◆ **JOB**
Print the entries below word for word; the pictures stay out of your copy.

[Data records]

......

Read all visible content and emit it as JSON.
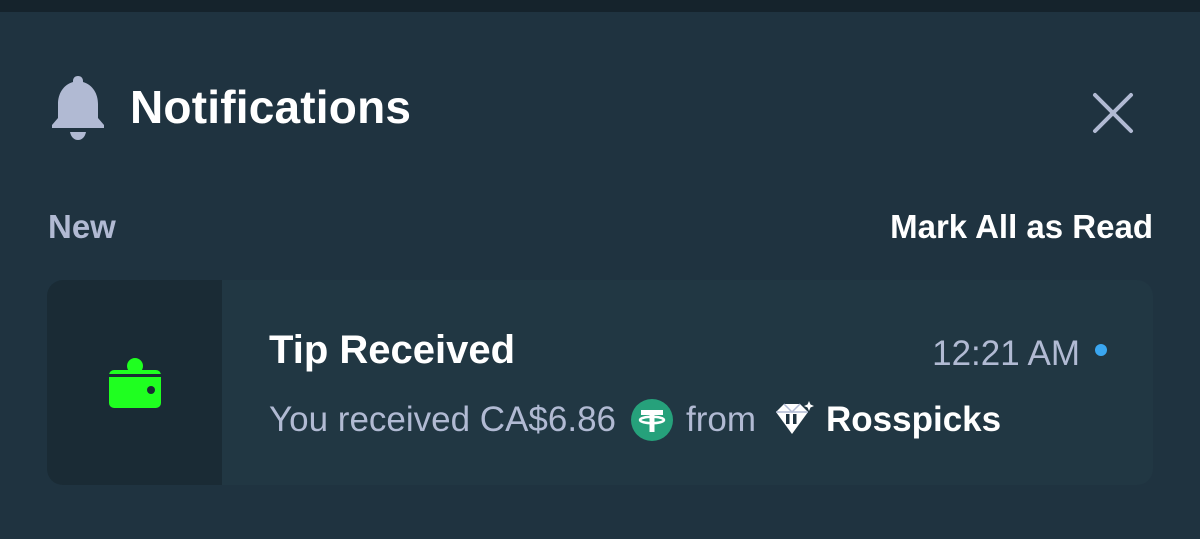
{
  "header": {
    "title": "Notifications",
    "bell_icon": "bell-icon",
    "close_icon": "close-icon"
  },
  "section": {
    "label": "New",
    "mark_all_label": "Mark All as Read"
  },
  "notification": {
    "icon": "wallet-icon",
    "title": "Tip Received",
    "time": "12:21 AM",
    "unread": true,
    "message_prefix": "You received CA$6.86",
    "currency_icon": "tether-icon",
    "message_from": "from",
    "user_badge_icon": "vip-diamond-icon",
    "username": "Rosspicks"
  },
  "colors": {
    "background": "#1f3340",
    "card": "#213743",
    "card_icon_bg": "#1a2b35",
    "muted_text": "#b1bad3",
    "wallet_green": "#1fff20",
    "tether_green": "#26a17b",
    "unread_dot": "#3aa6f0"
  }
}
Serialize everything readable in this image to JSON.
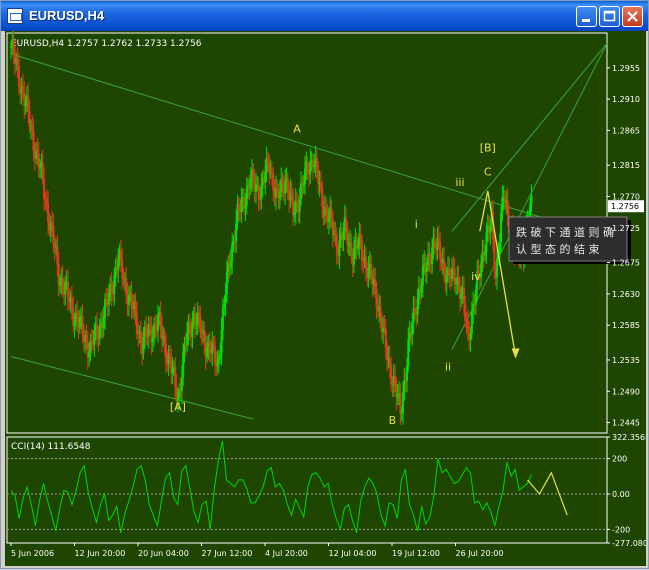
{
  "window": {
    "title": "EURUSD,H4",
    "buttons": [
      "minimize",
      "maximize",
      "close"
    ]
  },
  "colors": {
    "bull": "#00e000",
    "bear": "#e23a1e",
    "channel": "#3aa53a",
    "wave_label": "#e6e14a",
    "annotation_text": "#e8e8e8",
    "cci_line": "#00d800",
    "forecast": "#e6e14a",
    "price_bg": "#1e4600"
  },
  "chart_data": [
    {
      "type": "candlestick",
      "symbol": "EURUSD",
      "timeframe": "H4",
      "info_label": "EURUSD,H4  1.2757 1.2762 1.2733 1.2756",
      "ohlc_current": {
        "open": 1.2757,
        "high": 1.2762,
        "low": 1.2733,
        "close": 1.2756
      },
      "current_price_label": "1.2756",
      "ylim": [
        1.243,
        1.3005
      ],
      "y_ticks": [
        "1.2955",
        "1.2910",
        "1.2865",
        "1.2815",
        "1.2770",
        "1.2725",
        "1.2675",
        "1.2630",
        "1.2585",
        "1.2535",
        "1.2490",
        "1.2445"
      ],
      "x_ticks": [
        "5 Jun 2006",
        "12 Jun 20:00",
        "20 Jun 04:00",
        "27 Jun 12:00",
        "4 Jul 20:00",
        "12 Jul 04:00",
        "19 Jul 12:00",
        "26 Jul 20:00"
      ],
      "price_path": [
        [
          0,
          1.2985
        ],
        [
          3,
          1.292
        ],
        [
          8,
          1.279
        ],
        [
          12,
          1.266
        ],
        [
          16,
          1.26
        ],
        [
          20,
          1.255
        ],
        [
          24,
          1.261
        ],
        [
          27,
          1.268
        ],
        [
          30,
          1.262
        ],
        [
          33,
          1.256
        ],
        [
          37,
          1.259
        ],
        [
          40,
          1.253
        ],
        [
          42,
          1.248
        ],
        [
          44,
          1.256
        ],
        [
          46,
          1.26
        ],
        [
          49,
          1.256
        ],
        [
          52,
          1.253
        ],
        [
          55,
          1.268
        ],
        [
          57,
          1.274
        ],
        [
          60,
          1.279
        ],
        [
          63,
          1.278
        ],
        [
          65,
          1.282
        ],
        [
          67,
          1.2762
        ],
        [
          69,
          1.28
        ],
        [
          71,
          1.2745
        ],
        [
          73,
          1.278
        ],
        [
          76,
          1.283
        ],
        [
          78,
          1.277
        ],
        [
          80,
          1.274
        ],
        [
          82,
          1.27
        ],
        [
          84,
          1.272
        ],
        [
          86,
          1.269
        ],
        [
          88,
          1.27
        ],
        [
          90,
          1.266
        ],
        [
          92,
          1.263
        ],
        [
          94,
          1.256
        ],
        [
          96,
          1.251
        ],
        [
          98,
          1.246
        ],
        [
          100,
          1.255
        ],
        [
          102,
          1.262
        ],
        [
          104,
          1.266
        ],
        [
          106,
          1.27
        ],
        [
          108,
          1.269
        ],
        [
          110,
          1.265
        ],
        [
          112,
          1.266
        ],
        [
          114,
          1.261
        ],
        [
          115,
          1.257
        ],
        [
          117,
          1.263
        ],
        [
          119,
          1.27
        ],
        [
          121,
          1.273
        ],
        [
          122,
          1.266
        ],
        [
          124,
          1.277
        ],
        [
          126,
          1.272
        ],
        [
          127,
          1.268
        ],
        [
          129,
          1.27
        ],
        [
          131,
          1.2756
        ]
      ],
      "channel_lines": [
        {
          "from": [
            0,
            1.2975
          ],
          "to": [
            146,
            1.2718
          ]
        },
        {
          "from": [
            0,
            1.254
          ],
          "to": [
            61,
            1.245
          ]
        },
        {
          "from": [
            111,
            1.272
          ],
          "to": [
            150,
            1.299
          ]
        },
        {
          "from": [
            111,
            1.255
          ],
          "to": [
            150,
            1.299
          ]
        }
      ],
      "wave_labels": [
        {
          "text": "A",
          "x": 72,
          "price": 1.2862
        },
        {
          "text": "[A]",
          "x": 42,
          "price": 1.2462
        },
        {
          "text": "B",
          "x": 96,
          "price": 1.2443
        },
        {
          "text": "i",
          "x": 102,
          "price": 1.2725
        },
        {
          "text": "ii",
          "x": 110,
          "price": 1.252
        },
        {
          "text": "iii",
          "x": 113,
          "price": 1.2785
        },
        {
          "text": "iv",
          "x": 117,
          "price": 1.265
        },
        {
          "text": "C",
          "x": 120,
          "price": 1.28
        },
        {
          "text": "[B]",
          "x": 120,
          "price": 1.2835
        }
      ],
      "forecast_path": [
        [
          118,
          1.272
        ],
        [
          120,
          1.2778
        ],
        [
          127,
          1.254
        ]
      ],
      "annotation": {
        "line1": "跌 破 下 通 道 则 确",
        "line2": "认 型 态 的 结 束"
      }
    },
    {
      "type": "line",
      "indicator": "CCI(14)",
      "value_label": "111.6548",
      "legend": "CCI(14) 111.6548",
      "ylim": [
        -277.08,
        322.3568
      ],
      "y_ticks": [
        "322.3568",
        "200",
        "0.00",
        "-200",
        "-277.080"
      ],
      "levels": [
        200,
        0,
        -200
      ],
      "series": [
        {
          "name": "CCI(14)",
          "values": [
            20,
            -10,
            -140,
            -20,
            40,
            -60,
            -180,
            -40,
            60,
            -40,
            -120,
            -210,
            -80,
            20,
            10,
            -60,
            20,
            120,
            160,
            10,
            -80,
            -160,
            -60,
            0,
            -150,
            -120,
            -70,
            -220,
            -110,
            -40,
            40,
            140,
            160,
            80,
            -60,
            -120,
            -180,
            -40,
            90,
            120,
            -20,
            -60,
            130,
            160,
            30,
            -100,
            -160,
            -60,
            -40,
            -200,
            30,
            190,
            300,
            80,
            60,
            40,
            80,
            80,
            30,
            -50,
            -50,
            -10,
            40,
            130,
            150,
            40,
            60,
            20,
            -60,
            -120,
            -30,
            -80,
            -130,
            40,
            110,
            120,
            90,
            40,
            60,
            -60,
            -140,
            -200,
            -80,
            -60,
            -150,
            -220,
            -40,
            40,
            90,
            60,
            0,
            -120,
            -180,
            -50,
            -60,
            -140,
            80,
            140,
            -60,
            -120,
            -210,
            -70,
            -170,
            -130,
            -10,
            200,
            120,
            140,
            100,
            60,
            70,
            110,
            150,
            120,
            -50,
            -40,
            -90,
            -50,
            -100,
            -180,
            -70,
            20,
            180,
            100,
            140,
            20,
            40,
            60,
            110
          ]
        }
      ],
      "forecast_path": [
        [
          130,
          80
        ],
        [
          133,
          0
        ],
        [
          136,
          120
        ],
        [
          140,
          -120
        ]
      ]
    }
  ]
}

......

◆ **RESPONSE TO THIS TASK**
Read all visible content and emit it as JSON.
{
  "header": {
    "title": "Notifications",
    "bell_icon": "bell-icon",
    "close_icon": "close-icon"
  },
  "section": {
    "label": "New",
    "mark_all_label": "Mark All as Read"
  },
  "notification": {
    "icon": "wallet-icon",
    "title": "Tip Received",
    "time": "12:21 AM",
    "unread": true,
    "message_prefix": "You received CA$6.86",
    "currency_icon": "tether-icon",
    "message_from": "from",
    "user_badge_icon": "vip-diamond-icon",
    "username": "Rosspicks"
  },
  "colors": {
    "background": "#1f3340",
    "card": "#213743",
    "card_icon_bg": "#1a2b35",
    "muted_text": "#b1bad3",
    "wallet_green": "#1fff20",
    "tether_green": "#26a17b",
    "unread_dot": "#3aa6f0"
  }
}
Serialize everything readable in this image to JSON.
{
  "window": {
    "title": "EURUSD,H4",
    "buttons": [
      "minimize",
      "maximize",
      "close"
    ]
  },
  "colors": {
    "bull": "#00e000",
    "bear": "#e23a1e",
    "channel": "#3aa53a",
    "wave_label": "#e6e14a",
    "annotation_text": "#e8e8e8",
    "cci_line": "#00d800",
    "forecast": "#e6e14a",
    "price_bg": "#1e4600"
  },
  "chart_data": [
    {
      "type": "candlestick",
      "symbol": "EURUSD",
      "timeframe": "H4",
      "info_label": "EURUSD,H4  1.2757 1.2762 1.2733 1.2756",
      "ohlc_current": {
        "open": 1.2757,
        "high": 1.2762,
        "low": 1.2733,
        "close": 1.2756
      },
      "current_price_label": "1.2756",
      "ylim": [
        1.243,
        1.3005
      ],
      "y_ticks": [
        "1.2955",
        "1.2910",
        "1.2865",
        "1.2815",
        "1.2770",
        "1.2725",
        "1.2675",
        "1.2630",
        "1.2585",
        "1.2535",
        "1.2490",
        "1.2445"
      ],
      "x_ticks": [
        "5 Jun 2006",
        "12 Jun 20:00",
        "20 Jun 04:00",
        "27 Jun 12:00",
        "4 Jul 20:00",
        "12 Jul 04:00",
        "19 Jul 12:00",
        "26 Jul 20:00"
      ],
      "price_path": [
        [
          0,
          1.2985
        ],
        [
          3,
          1.292
        ],
        [
          8,
          1.279
        ],
        [
          12,
          1.266
        ],
        [
          16,
          1.26
        ],
        [
          20,
          1.255
        ],
        [
          24,
          1.261
        ],
        [
          27,
          1.268
        ],
        [
          30,
          1.262
        ],
        [
          33,
          1.256
        ],
        [
          37,
          1.259
        ],
        [
          40,
          1.253
        ],
        [
          42,
          1.248
        ],
        [
          44,
          1.256
        ],
        [
          46,
          1.26
        ],
        [
          49,
          1.256
        ],
        [
          52,
          1.253
        ],
        [
          55,
          1.268
        ],
        [
          57,
          1.274
        ],
        [
          60,
          1.279
        ],
        [
          63,
          1.278
        ],
        [
          65,
          1.282
        ],
        [
          67,
          1.2762
        ],
        [
          69,
          1.28
        ],
        [
          71,
          1.2745
        ],
        [
          73,
          1.278
        ],
        [
          76,
          1.283
        ],
        [
          78,
          1.277
        ],
        [
          80,
          1.274
        ],
        [
          82,
          1.27
        ],
        [
          84,
          1.272
        ],
        [
          86,
          1.269
        ],
        [
          88,
          1.27
        ],
        [
          90,
          1.266
        ],
        [
          92,
          1.263
        ],
        [
          94,
          1.256
        ],
        [
          96,
          1.251
        ],
        [
          98,
          1.246
        ],
        [
          100,
          1.255
        ],
        [
          102,
          1.262
        ],
        [
          104,
          1.266
        ],
        [
          106,
          1.27
        ],
        [
          108,
          1.269
        ],
        [
          110,
          1.265
        ],
        [
          112,
          1.266
        ],
        [
          114,
          1.261
        ],
        [
          115,
          1.257
        ],
        [
          117,
          1.263
        ],
        [
          119,
          1.27
        ],
        [
          121,
          1.273
        ],
        [
          122,
          1.266
        ],
        [
          124,
          1.277
        ],
        [
          126,
          1.272
        ],
        [
          127,
          1.268
        ],
        [
          129,
          1.27
        ],
        [
          131,
          1.2756
        ]
      ],
      "channel_lines": [
        {
          "from": [
            0,
            1.2975
          ],
          "to": [
            146,
            1.2718
          ]
        },
        {
          "from": [
            0,
            1.254
          ],
          "to": [
            61,
            1.245
          ]
        },
        {
          "from": [
            111,
            1.272
          ],
          "to": [
            150,
            1.299
          ]
        },
        {
          "from": [
            111,
            1.255
          ],
          "to": [
            150,
            1.299
          ]
        }
      ],
      "wave_labels": [
        {
          "text": "A",
          "x": 72,
          "price": 1.2862
        },
        {
          "text": "[A]",
          "x": 42,
          "price": 1.2462
        },
        {
          "text": "B",
          "x": 96,
          "price": 1.2443
        },
        {
          "text": "i",
          "x": 102,
          "price": 1.2725
        },
        {
          "text": "ii",
          "x": 110,
          "price": 1.252
        },
        {
          "text": "iii",
          "x": 113,
          "price": 1.2785
        },
        {
          "text": "iv",
          "x": 117,
          "price": 1.265
        },
        {
          "text": "C",
          "x": 120,
          "price": 1.28
        },
        {
          "text": "[B]",
          "x": 120,
          "price": 1.2835
        }
      ],
      "forecast_path": [
        [
          118,
          1.272
        ],
        [
          120,
          1.2778
        ],
        [
          127,
          1.254
        ]
      ],
      "annotation": {
        "line1": "跌 破 下 通 道 则 确",
        "line2": "认 型 态 的 结 束"
      }
    },
    {
      "type": "line",
      "indicator": "CCI(14)",
      "value_label": "111.6548",
      "legend": "CCI(14) 111.6548",
      "ylim": [
        -277.08,
        322.3568
      ],
      "y_ticks": [
        "322.3568",
        "200",
        "0.00",
        "-200",
        "-277.080"
      ],
      "levels": [
        200,
        0,
        -200
      ],
      "series": [
        {
          "name": "CCI(14)",
          "values": [
            20,
            -10,
            -140,
            -20,
            40,
            -60,
            -180,
            -40,
            60,
            -40,
            -120,
            -210,
            -80,
            20,
            10,
            -60,
            20,
            120,
            160,
            10,
            -80,
            -160,
            -60,
            0,
            -150,
            -120,
            -70,
            -220,
            -110,
            -40,
            40,
            140,
            160,
            80,
            -60,
            -120,
            -180,
            -40,
            90,
            120,
            -20,
            -60,
            130,
            160,
            30,
            -100,
            -160,
            -60,
            -40,
            -200,
            30,
            190,
            300,
            80,
            60,
            40,
            80,
            80,
            30,
            -50,
            -50,
            -10,
            40,
            130,
            150,
            40,
            60,
            20,
            -60,
            -120,
            -30,
            -80,
            -130,
            40,
            110,
            120,
            90,
            40,
            60,
            -60,
            -140,
            -200,
            -80,
            -60,
            -150,
            -220,
            -40,
            40,
            90,
            60,
            0,
            -120,
            -180,
            -50,
            -60,
            -140,
            80,
            140,
            -60,
            -120,
            -210,
            -70,
            -170,
            -130,
            -10,
            200,
            120,
            140,
            100,
            60,
            70,
            110,
            150,
            120,
            -50,
            -40,
            -90,
            -50,
            -100,
            -180,
            -70,
            20,
            180,
            100,
            140,
            20,
            40,
            60,
            110
          ]
        }
      ],
      "forecast_path": [
        [
          130,
          80
        ],
        [
          133,
          0
        ],
        [
          136,
          120
        ],
        [
          140,
          -120
        ]
      ]
    }
  ]
}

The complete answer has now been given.